Exercise details:
A verbatim copy of the records is required, with all pictures left out.
━━ Given data
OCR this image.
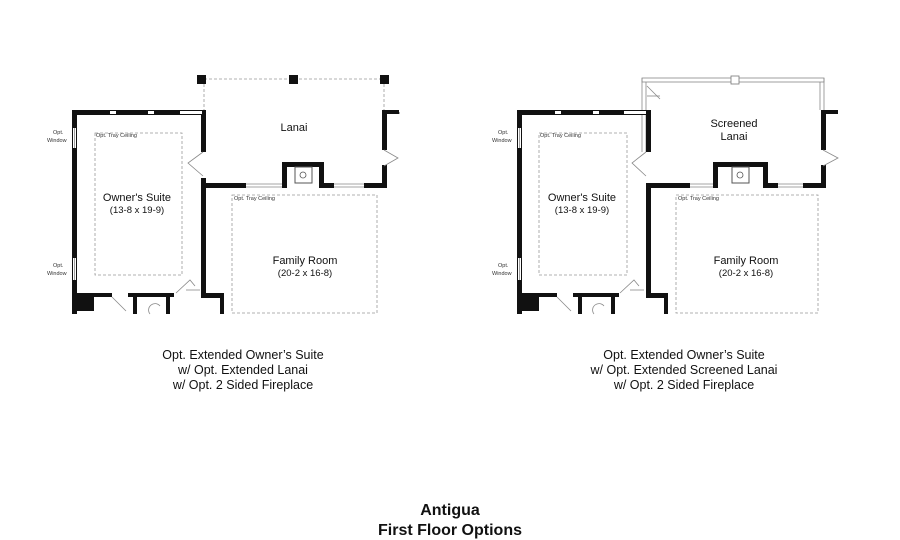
Lanai
Owner's Suite
(13-8 x 19-9)
Family Room
(20-2 x 16-8)
Opt. Tray Ceiling
Opt. Tray Ceiling
Opt.
Window
Opt.
Window
Screened
Lanai
Owner's Suite
(13-8 x 19-9)
Family Room
(20-2 x 16-8)
Opt. Tray Ceiling
Opt. Tray Ceiling
Opt.
Window
Opt.
Window
Opt. Extended Owner’s Suite
w/ Opt. Extended Lanai
w/ Opt. 2 Sided Fireplace
Opt. Extended Owner’s Suite
w/ Opt. Extended Screened Lanai
w/ Opt. 2 Sided Fireplace
Antigua
First Floor Options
━━━━
Solved problem:
OCR this image.
Lanai
Owner's Suite
(13-8 x 19-9)
Family Room
(20-2 x 16-8)
Opt. Tray Ceiling
Opt. Tray Ceiling
Opt.
Window
Opt.
Window
Screened
Lanai
Owner's Suite
(13-8 x 19-9)
Family Room
(20-2 x 16-8)
Opt. Tray Ceiling
Opt. Tray Ceiling
Opt.
Window
Opt.
Window
Opt. Extended Owner’s Suite
w/ Opt. Extended Lanai
w/ Opt. 2 Sided Fireplace
Opt. Extended Owner’s Suite
w/ Opt. Extended Screened Lanai
w/ Opt. 2 Sided Fireplace
Antigua
First Floor Options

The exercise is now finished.